- Stated goal 1
In the thread on hairless rats, what eye color did Molly, the first hairless rat belonging to the poster Phantom, have?

- Text
>> START

# Do all hairless rats have red eyes?



## KittyRat (Dec 23, 2014)

Was at a pet store and my mom asked the guy working there, and he said yes. He also said the hairless rat we where looking at is 6 months, of which, the rat looked pretty small. So I don't really believe the guy.


----------



## kksrats (Jul 25, 2014)

Definitely not. Most people believe that hairless rats are all pink skinned and red eyed because that's mainly what you'll see in pet stores, but hairless rats can have any pigmentation that a normal rat can, it's just not as visible because they don't have hair growing in. For example, my hairless boy Smeagol is a black hooded hairless. He had two sisters who were black self hairless.


----------



## Phantom (Apr 4, 2012)

Not at all. My two current hairless rats do have red eyes, but my first hairless rat, Molly, had black eyes. They can be any coloration and any eye color, and in the case of my Molly they can have dumbo ears too. =P


----------



## Galaxy13Gecko (Dec 6, 2014)

My 2nd pair of rats were from the pet store and both were hairless boys with pink skin and black eyes  He could just look smaller because he is so naked.

>> END

- Data extract
>> START

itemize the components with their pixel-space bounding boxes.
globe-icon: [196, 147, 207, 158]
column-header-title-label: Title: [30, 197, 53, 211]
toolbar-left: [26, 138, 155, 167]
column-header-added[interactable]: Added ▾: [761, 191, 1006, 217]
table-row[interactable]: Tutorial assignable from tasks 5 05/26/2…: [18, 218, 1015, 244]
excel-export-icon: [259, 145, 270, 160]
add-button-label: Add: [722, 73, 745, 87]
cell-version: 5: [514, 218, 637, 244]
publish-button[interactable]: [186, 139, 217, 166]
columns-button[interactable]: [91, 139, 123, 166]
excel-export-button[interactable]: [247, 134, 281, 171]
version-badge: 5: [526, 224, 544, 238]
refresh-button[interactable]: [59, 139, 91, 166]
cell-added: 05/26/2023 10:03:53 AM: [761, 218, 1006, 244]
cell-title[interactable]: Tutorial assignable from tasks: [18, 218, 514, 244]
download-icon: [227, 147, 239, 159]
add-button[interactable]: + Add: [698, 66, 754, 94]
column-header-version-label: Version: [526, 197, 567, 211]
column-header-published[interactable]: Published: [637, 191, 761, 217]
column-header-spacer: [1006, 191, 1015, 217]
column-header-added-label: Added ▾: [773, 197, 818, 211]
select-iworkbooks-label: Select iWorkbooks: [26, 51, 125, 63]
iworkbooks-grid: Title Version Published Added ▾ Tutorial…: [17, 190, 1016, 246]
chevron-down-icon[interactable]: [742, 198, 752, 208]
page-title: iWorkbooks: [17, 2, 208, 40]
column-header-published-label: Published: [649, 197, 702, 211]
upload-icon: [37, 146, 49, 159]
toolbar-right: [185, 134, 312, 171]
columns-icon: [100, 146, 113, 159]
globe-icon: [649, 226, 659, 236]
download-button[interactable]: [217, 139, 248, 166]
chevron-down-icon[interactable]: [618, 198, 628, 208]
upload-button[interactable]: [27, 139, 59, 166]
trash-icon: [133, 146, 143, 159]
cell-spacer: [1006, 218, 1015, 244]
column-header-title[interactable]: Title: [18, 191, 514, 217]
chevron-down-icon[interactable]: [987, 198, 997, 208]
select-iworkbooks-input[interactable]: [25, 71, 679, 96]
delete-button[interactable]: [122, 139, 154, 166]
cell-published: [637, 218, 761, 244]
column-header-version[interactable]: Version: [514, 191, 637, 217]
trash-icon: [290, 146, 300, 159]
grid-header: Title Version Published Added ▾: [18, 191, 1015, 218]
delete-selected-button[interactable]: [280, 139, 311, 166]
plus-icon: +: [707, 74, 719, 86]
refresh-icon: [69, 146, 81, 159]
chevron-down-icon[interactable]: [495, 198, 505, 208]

>> END
>> START

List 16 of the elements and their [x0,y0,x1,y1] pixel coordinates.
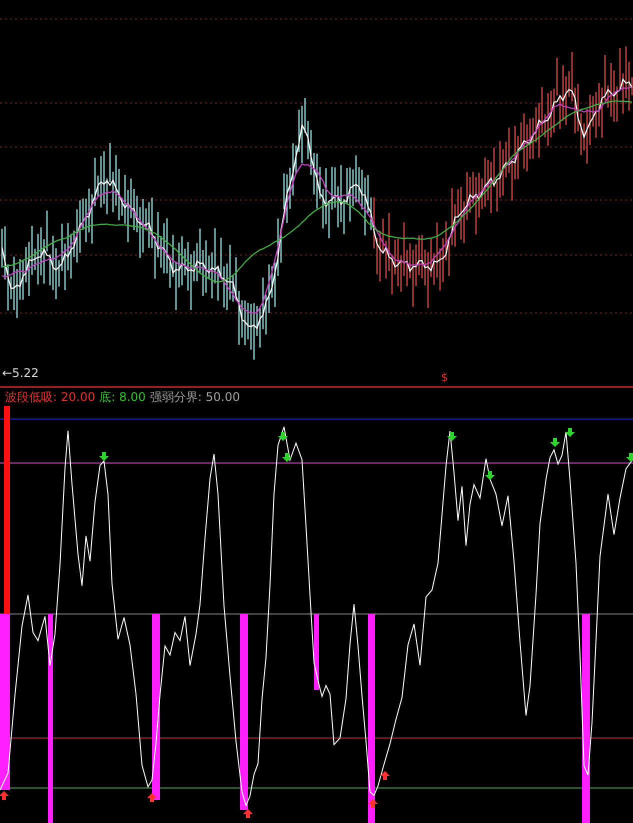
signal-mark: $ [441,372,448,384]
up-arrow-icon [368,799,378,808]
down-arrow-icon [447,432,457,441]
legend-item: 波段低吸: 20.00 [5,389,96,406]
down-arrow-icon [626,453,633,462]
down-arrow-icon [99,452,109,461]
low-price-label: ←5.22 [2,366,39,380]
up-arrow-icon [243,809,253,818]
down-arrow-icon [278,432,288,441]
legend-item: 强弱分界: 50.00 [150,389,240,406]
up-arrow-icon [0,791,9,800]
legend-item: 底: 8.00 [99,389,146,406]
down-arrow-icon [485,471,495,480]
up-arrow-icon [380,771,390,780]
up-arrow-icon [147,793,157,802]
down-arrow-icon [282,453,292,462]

>> END

- Stated goal 2
Report every line of the listing that contains the string "legend". Case counts.

- Problem solution 1
Molly had black eyes.

- Problem solution 2
legend-item: 波段低吸: 20.00 [5,389,96,406]
legend-item: 强弱分界: 50.00 [150,389,240,406]
legend-item: 底: 8.00 [99,389,146,406]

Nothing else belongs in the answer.